>> begin Stored records

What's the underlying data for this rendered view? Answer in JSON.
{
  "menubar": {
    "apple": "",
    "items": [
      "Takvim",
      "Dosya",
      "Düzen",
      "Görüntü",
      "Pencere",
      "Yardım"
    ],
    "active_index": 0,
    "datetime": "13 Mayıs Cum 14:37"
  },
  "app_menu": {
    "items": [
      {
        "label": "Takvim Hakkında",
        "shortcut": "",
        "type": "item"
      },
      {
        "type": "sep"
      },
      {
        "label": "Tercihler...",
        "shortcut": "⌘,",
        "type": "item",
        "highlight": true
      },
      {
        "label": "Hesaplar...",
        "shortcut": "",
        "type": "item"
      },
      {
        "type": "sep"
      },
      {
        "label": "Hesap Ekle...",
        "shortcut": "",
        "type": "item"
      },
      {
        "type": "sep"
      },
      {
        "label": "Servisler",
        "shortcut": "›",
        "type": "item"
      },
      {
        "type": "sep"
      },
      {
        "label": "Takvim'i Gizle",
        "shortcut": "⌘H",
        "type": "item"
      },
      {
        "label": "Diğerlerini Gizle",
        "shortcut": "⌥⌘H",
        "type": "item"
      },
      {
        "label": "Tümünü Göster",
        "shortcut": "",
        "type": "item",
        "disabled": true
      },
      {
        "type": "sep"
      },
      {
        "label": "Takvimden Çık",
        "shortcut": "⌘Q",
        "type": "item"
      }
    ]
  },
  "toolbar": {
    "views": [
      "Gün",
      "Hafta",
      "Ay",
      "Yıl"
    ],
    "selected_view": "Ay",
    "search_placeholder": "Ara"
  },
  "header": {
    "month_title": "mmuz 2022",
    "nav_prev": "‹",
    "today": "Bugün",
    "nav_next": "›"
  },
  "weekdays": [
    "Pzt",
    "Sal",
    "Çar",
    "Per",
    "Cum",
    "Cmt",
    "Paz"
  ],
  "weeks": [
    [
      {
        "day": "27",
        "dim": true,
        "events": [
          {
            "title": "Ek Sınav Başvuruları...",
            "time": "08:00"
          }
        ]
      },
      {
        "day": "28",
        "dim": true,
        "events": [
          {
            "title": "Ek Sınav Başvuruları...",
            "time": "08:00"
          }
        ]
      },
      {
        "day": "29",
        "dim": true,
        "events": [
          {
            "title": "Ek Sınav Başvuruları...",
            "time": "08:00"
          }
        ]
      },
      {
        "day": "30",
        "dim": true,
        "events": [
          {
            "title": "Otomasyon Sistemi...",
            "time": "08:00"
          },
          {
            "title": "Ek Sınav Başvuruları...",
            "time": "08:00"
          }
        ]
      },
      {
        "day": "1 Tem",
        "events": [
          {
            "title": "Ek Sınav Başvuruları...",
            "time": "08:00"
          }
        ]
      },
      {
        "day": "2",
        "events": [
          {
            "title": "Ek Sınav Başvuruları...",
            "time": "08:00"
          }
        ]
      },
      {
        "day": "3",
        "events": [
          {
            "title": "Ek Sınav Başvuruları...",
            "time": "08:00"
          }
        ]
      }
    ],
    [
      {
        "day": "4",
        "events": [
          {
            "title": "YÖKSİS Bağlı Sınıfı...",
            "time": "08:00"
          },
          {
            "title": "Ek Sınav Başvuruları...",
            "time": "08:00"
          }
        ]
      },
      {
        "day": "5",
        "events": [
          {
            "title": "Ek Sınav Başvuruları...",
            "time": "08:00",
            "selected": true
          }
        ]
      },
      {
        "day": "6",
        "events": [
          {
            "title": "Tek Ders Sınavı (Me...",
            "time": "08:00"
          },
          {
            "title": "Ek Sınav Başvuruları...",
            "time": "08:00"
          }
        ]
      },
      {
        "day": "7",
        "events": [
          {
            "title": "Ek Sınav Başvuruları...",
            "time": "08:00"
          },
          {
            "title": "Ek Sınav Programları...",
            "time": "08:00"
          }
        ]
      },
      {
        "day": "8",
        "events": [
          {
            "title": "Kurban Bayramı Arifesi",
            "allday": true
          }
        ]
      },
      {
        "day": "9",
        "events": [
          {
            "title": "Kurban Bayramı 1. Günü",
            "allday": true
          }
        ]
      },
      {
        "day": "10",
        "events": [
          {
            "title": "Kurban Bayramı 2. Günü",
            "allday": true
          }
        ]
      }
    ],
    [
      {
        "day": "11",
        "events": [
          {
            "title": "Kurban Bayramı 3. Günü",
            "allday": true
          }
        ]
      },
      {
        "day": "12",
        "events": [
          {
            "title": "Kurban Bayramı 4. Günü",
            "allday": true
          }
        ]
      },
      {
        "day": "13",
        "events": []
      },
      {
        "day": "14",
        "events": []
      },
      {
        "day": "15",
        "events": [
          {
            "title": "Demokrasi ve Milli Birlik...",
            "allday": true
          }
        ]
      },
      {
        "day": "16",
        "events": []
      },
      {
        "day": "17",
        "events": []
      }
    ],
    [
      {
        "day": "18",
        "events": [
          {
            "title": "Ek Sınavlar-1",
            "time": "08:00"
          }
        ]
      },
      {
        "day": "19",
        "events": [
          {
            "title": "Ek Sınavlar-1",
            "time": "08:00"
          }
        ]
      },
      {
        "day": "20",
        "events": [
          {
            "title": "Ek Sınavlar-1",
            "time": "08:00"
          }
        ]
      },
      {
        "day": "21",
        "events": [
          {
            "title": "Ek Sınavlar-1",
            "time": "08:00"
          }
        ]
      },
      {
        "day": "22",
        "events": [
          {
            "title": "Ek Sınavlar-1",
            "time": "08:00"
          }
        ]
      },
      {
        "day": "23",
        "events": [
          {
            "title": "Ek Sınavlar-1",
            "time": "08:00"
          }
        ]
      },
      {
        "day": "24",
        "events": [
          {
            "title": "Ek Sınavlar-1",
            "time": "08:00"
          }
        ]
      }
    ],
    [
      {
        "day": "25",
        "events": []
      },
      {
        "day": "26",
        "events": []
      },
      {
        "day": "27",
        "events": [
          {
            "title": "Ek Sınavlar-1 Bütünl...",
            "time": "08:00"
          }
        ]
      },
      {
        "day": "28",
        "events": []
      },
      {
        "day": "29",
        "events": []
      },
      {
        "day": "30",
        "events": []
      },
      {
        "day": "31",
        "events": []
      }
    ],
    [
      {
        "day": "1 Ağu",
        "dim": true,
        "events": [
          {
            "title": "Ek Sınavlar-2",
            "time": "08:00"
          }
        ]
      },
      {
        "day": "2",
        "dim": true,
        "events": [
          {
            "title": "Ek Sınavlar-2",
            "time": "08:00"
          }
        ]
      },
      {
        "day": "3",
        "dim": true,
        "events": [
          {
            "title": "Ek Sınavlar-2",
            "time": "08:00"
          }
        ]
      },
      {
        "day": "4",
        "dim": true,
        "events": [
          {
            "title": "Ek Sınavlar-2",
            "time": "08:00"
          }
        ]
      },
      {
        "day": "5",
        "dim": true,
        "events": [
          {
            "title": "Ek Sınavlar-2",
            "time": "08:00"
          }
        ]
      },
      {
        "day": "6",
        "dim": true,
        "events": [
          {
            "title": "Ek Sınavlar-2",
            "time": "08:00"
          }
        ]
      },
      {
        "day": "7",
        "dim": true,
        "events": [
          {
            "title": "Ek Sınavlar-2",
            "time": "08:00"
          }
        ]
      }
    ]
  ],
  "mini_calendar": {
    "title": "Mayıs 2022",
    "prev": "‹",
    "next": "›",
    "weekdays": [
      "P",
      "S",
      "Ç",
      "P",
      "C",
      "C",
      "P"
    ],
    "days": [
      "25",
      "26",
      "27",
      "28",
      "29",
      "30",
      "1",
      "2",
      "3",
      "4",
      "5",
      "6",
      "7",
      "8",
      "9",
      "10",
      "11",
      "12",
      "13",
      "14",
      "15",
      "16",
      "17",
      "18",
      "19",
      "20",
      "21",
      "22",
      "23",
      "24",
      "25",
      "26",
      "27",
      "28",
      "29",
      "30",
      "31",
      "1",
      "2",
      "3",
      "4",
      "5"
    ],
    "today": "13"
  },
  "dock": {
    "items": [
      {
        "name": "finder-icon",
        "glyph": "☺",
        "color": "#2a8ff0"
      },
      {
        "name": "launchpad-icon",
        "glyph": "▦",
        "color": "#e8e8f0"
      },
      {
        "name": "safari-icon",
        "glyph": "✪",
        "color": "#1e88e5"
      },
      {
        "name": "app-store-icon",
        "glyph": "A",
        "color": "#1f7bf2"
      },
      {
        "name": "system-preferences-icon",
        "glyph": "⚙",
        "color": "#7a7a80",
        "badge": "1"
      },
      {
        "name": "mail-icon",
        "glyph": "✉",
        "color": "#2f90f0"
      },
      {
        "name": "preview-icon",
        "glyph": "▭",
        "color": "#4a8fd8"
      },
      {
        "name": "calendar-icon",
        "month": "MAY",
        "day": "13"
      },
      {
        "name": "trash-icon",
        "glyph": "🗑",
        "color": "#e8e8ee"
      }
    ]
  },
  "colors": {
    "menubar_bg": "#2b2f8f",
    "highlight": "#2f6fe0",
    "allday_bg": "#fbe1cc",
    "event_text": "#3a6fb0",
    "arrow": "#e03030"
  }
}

>> end Stored records

◆ Description of the task
Pull out all lines from the listing that contain the string "Günü".

◆ Answer to this task
            "title": "Kurban Bayramı 1. Günü",
            "title": "Kurban Bayramı 2. Günü",
            "title": "Kurban Bayramı 3. Günü",
            "title": "Kurban Bayramı 4. Günü",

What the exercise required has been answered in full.